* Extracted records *
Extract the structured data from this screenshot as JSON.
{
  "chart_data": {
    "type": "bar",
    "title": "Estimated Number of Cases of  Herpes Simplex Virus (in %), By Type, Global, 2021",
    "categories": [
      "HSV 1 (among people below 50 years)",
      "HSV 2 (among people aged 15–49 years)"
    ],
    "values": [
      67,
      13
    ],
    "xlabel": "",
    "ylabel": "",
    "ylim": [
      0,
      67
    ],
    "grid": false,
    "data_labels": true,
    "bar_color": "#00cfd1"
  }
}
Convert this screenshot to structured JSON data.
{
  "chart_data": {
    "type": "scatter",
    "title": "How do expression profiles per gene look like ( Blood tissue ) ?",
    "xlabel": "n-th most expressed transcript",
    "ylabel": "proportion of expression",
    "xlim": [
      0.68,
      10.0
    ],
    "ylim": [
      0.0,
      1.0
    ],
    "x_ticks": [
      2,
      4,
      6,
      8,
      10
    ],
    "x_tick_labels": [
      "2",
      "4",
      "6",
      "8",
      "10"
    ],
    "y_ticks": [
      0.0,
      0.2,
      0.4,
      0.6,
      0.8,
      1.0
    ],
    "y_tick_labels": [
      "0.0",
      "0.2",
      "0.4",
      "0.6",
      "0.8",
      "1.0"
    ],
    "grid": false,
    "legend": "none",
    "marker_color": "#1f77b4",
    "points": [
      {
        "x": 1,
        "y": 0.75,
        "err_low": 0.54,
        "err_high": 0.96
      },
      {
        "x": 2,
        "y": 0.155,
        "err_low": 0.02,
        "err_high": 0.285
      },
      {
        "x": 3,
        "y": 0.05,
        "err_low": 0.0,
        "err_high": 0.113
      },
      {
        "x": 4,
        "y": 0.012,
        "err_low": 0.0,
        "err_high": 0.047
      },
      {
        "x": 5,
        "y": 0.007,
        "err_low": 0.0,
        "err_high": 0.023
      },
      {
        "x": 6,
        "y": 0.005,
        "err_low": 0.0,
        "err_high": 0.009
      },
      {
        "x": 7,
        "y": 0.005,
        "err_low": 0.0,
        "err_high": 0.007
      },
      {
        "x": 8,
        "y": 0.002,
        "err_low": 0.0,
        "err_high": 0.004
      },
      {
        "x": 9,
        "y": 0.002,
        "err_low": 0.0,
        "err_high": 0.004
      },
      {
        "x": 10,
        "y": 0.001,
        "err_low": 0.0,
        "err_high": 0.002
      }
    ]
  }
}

* WORK INSTRUCTION *
Please give all the entries above again, exactly as they stand.

* RESULT OF THE TASK *
Extract the structured data from this screenshot as JSON.
{
  "chart_data": {
    "type": "bar",
    "title": "Estimated Number of Cases of  Herpes Simplex Virus (in %), By Type, Global, 2021",
    "categories": [
      "HSV 1 (among people below 50 years)",
      "HSV 2 (among people aged 15–49 years)"
    ],
    "values": [
      67,
      13
    ],
    "xlabel": "",
    "ylabel": "",
    "ylim": [
      0,
      67
    ],
    "grid": false,
    "data_labels": true,
    "bar_color": "#00cfd1"
  }
}
Convert this screenshot to structured JSON data.
{
  "chart_data": {
    "type": "scatter",
    "title": "How do expression profiles per gene look like ( Blood tissue ) ?",
    "xlabel": "n-th most expressed transcript",
    "ylabel": "proportion of expression",
    "xlim": [
      0.68,
      10.0
    ],
    "ylim": [
      0.0,
      1.0
    ],
    "x_ticks": [
      2,
      4,
      6,
      8,
      10
    ],
    "x_tick_labels": [
      "2",
      "4",
      "6",
      "8",
      "10"
    ],
    "y_ticks": [
      0.0,
      0.2,
      0.4,
      0.6,
      0.8,
      1.0
    ],
    "y_tick_labels": [
      "0.0",
      "0.2",
      "0.4",
      "0.6",
      "0.8",
      "1.0"
    ],
    "grid": false,
    "legend": "none",
    "marker_color": "#1f77b4",
    "points": [
      {
        "x": 1,
        "y": 0.75,
        "err_low": 0.54,
        "err_high": 0.96
      },
      {
        "x": 2,
        "y": 0.155,
        "err_low": 0.02,
        "err_high": 0.285
      },
      {
        "x": 3,
        "y": 0.05,
        "err_low": 0.0,
        "err_high": 0.113
      },
      {
        "x": 4,
        "y": 0.012,
        "err_low": 0.0,
        "err_high": 0.047
      },
      {
        "x": 5,
        "y": 0.007,
        "err_low": 0.0,
        "err_high": 0.023
      },
      {
        "x": 6,
        "y": 0.005,
        "err_low": 0.0,
        "err_high": 0.009
      },
      {
        "x": 7,
        "y": 0.005,
        "err_low": 0.0,
        "err_high": 0.007
      },
      {
        "x": 8,
        "y": 0.002,
        "err_low": 0.0,
        "err_high": 0.004
      },
      {
        "x": 9,
        "y": 0.002,
        "err_low": 0.0,
        "err_high": 0.004
      },
      {
        "x": 10,
        "y": 0.001,
        "err_low": 0.0,
        "err_high": 0.002
      }
    ]
  }
}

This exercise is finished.